INSTRUCTIONS FOR THE TASK => In the entries that follow, how many lines hold the string "accent"? Give only that number.
________________________________________
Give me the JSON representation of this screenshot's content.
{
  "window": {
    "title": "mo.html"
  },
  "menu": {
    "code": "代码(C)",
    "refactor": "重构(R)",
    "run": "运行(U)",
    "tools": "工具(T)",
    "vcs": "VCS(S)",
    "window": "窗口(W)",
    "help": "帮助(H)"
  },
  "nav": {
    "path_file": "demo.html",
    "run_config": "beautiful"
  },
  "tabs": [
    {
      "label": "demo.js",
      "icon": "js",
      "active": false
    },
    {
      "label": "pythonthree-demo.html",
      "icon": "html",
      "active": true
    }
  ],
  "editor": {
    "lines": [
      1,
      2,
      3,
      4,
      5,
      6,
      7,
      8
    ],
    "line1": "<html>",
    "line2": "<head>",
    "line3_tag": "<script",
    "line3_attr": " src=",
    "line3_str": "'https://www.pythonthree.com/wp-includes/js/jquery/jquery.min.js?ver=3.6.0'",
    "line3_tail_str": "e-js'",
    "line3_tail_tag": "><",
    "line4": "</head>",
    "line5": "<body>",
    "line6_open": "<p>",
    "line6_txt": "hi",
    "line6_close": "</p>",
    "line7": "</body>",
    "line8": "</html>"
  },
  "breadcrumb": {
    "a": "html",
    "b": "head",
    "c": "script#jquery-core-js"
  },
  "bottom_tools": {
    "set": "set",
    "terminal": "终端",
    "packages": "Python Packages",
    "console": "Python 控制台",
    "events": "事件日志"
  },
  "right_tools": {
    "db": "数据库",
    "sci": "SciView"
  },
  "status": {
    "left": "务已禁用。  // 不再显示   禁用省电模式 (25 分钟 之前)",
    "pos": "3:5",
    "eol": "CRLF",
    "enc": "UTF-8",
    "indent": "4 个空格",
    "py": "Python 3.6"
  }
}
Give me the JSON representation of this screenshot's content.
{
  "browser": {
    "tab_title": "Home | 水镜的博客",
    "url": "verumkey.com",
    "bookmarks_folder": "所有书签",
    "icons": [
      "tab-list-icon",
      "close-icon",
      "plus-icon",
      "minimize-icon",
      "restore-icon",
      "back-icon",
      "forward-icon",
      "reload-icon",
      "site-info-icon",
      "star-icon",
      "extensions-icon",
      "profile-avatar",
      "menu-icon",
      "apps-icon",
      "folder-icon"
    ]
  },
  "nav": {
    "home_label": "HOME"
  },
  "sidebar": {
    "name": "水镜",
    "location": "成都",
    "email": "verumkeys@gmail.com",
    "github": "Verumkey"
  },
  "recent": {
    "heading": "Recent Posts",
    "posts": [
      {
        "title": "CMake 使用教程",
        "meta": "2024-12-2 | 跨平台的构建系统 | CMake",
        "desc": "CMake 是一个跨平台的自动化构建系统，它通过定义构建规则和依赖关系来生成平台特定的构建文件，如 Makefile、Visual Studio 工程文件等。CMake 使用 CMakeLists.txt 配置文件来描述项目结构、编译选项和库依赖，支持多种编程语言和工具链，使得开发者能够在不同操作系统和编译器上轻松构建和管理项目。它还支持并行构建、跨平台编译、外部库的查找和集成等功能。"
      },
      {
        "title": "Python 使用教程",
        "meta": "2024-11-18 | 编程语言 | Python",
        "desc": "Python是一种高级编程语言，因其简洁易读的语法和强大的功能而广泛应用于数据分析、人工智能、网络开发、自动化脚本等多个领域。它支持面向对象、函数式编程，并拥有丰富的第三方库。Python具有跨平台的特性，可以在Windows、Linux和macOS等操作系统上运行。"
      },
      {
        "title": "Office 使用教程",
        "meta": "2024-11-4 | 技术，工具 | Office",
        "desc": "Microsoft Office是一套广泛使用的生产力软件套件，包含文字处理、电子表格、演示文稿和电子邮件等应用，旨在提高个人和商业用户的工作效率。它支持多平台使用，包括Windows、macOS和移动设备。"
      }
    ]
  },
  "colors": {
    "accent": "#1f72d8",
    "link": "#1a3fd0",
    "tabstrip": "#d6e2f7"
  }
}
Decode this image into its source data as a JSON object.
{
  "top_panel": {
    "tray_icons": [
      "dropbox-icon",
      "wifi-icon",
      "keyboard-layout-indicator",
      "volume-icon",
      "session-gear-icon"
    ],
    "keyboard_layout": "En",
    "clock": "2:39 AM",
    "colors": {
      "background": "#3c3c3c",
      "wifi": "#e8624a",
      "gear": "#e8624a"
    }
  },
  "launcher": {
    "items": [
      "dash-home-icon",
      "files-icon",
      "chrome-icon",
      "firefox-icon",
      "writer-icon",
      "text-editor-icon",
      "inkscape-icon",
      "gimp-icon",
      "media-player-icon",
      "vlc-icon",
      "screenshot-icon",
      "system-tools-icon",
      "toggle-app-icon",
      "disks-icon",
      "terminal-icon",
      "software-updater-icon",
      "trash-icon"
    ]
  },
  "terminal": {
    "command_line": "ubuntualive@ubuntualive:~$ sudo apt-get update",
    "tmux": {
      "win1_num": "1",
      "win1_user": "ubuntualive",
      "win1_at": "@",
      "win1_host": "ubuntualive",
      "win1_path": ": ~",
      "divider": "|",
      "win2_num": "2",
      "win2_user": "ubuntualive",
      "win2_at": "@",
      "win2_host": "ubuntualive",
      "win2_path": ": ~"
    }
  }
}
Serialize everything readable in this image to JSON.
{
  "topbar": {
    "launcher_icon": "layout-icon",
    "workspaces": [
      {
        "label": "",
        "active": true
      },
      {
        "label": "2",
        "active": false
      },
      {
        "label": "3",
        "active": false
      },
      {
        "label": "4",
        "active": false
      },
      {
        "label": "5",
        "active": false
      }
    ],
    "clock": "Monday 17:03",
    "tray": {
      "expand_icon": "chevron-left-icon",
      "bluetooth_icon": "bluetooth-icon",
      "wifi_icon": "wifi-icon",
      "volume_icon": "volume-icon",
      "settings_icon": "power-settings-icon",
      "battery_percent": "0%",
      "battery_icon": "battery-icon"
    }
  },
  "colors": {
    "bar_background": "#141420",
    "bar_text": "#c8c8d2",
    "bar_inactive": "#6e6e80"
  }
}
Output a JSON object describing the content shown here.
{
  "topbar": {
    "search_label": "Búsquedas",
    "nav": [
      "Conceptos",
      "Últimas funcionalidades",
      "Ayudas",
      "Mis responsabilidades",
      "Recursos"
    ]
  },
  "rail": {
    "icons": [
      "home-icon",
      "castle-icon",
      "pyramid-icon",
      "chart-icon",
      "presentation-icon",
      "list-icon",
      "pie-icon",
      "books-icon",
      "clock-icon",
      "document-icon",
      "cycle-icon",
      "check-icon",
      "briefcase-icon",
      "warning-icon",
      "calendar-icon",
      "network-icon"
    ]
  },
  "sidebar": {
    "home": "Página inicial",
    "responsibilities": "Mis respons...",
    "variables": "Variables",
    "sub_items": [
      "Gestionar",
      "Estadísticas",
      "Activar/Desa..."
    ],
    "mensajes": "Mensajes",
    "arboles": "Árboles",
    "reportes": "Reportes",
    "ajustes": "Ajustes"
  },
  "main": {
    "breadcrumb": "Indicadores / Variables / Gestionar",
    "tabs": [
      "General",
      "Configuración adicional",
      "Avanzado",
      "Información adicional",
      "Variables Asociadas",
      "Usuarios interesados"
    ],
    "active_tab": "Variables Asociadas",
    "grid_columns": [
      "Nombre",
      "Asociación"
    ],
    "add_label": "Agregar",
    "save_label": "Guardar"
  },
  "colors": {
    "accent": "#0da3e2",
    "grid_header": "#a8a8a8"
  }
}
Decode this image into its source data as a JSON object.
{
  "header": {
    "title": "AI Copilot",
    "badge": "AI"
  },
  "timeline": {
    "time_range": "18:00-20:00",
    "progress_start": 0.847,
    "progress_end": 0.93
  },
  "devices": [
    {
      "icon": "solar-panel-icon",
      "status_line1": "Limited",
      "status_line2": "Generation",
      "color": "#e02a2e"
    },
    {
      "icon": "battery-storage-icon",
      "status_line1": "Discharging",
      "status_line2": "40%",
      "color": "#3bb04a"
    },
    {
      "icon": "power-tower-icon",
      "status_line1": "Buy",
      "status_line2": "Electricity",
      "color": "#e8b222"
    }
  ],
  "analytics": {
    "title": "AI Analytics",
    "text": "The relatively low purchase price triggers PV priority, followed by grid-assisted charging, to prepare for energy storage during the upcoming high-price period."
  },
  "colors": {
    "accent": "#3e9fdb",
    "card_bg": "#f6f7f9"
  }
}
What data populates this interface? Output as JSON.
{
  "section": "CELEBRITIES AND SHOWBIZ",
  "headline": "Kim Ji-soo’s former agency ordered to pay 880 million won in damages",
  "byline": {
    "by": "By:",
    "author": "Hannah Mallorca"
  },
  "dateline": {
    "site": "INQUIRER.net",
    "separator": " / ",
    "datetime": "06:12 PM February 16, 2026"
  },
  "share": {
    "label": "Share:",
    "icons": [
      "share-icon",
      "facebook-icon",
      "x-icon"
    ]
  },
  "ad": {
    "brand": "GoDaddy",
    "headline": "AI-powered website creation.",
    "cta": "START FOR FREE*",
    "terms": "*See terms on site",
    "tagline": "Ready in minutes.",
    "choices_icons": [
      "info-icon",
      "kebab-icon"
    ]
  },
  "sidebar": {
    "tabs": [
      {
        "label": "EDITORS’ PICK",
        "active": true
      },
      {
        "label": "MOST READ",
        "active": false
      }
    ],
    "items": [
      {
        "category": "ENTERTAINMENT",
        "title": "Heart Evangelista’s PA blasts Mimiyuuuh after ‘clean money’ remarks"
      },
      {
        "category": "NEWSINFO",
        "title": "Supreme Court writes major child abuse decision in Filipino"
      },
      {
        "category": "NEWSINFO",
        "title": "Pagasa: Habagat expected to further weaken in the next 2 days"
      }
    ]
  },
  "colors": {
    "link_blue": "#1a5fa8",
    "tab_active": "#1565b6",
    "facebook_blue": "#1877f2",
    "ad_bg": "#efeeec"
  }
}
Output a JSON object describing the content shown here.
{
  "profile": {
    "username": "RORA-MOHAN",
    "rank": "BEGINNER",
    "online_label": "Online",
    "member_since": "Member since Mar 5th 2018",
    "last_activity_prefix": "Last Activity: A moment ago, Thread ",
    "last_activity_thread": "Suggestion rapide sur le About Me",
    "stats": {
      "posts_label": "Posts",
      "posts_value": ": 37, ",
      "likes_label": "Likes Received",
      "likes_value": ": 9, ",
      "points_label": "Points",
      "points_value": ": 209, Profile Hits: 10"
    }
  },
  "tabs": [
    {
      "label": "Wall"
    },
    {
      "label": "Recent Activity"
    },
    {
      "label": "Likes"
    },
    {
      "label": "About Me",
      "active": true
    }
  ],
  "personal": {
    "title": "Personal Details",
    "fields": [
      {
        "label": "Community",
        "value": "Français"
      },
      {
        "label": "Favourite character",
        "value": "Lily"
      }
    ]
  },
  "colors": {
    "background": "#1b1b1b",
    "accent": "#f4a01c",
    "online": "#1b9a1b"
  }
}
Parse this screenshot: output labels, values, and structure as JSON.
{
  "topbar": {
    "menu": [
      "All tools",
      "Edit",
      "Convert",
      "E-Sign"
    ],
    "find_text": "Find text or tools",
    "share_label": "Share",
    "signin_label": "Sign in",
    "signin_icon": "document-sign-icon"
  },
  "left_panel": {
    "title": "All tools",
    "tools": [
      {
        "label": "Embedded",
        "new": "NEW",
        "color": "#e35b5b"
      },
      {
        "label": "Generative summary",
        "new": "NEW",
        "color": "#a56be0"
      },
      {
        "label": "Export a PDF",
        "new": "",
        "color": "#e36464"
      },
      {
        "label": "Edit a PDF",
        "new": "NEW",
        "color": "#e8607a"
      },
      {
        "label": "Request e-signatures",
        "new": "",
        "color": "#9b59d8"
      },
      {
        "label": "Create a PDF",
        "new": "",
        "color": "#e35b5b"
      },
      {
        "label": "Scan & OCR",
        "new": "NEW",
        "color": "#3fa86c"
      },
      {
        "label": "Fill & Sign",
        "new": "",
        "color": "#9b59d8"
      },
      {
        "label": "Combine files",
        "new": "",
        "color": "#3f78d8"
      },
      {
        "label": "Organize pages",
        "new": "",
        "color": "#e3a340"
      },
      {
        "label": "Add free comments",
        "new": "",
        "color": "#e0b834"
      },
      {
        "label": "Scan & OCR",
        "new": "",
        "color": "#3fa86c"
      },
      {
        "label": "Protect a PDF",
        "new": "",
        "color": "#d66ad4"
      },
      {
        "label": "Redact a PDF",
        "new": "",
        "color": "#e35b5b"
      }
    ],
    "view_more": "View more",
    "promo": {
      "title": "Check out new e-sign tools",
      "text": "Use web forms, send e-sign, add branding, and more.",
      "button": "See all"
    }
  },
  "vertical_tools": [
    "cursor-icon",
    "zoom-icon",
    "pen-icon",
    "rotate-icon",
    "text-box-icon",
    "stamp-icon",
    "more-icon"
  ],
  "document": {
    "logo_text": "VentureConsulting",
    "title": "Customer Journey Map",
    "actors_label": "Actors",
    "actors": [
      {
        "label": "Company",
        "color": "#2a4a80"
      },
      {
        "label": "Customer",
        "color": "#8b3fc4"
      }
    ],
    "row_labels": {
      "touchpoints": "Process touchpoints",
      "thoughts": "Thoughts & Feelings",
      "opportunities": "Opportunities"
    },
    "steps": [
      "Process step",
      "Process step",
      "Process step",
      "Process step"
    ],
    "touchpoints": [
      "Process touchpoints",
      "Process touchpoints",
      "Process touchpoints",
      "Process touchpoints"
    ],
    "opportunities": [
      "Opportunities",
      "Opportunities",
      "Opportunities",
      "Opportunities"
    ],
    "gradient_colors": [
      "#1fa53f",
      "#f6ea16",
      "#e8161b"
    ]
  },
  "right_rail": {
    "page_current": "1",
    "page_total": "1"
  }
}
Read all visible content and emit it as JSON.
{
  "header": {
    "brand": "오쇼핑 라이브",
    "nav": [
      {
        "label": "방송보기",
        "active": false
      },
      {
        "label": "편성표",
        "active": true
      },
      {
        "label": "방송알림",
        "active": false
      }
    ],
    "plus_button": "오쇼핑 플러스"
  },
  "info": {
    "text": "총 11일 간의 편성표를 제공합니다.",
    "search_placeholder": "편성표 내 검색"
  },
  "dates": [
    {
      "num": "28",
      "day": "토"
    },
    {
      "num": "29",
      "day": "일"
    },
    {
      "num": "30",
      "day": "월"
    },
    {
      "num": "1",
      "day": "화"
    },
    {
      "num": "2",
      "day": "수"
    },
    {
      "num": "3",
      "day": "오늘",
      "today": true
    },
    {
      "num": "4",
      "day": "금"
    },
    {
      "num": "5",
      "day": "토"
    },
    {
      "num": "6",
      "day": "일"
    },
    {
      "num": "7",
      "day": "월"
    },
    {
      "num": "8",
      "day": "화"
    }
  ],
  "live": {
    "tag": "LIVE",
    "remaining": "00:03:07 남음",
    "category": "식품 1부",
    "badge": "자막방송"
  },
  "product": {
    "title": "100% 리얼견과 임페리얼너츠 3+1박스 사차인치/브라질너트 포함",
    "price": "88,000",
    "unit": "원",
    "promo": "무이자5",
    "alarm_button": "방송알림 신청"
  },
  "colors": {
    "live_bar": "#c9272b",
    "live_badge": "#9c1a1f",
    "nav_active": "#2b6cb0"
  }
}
________________________________________
FULL RESPONSE => 4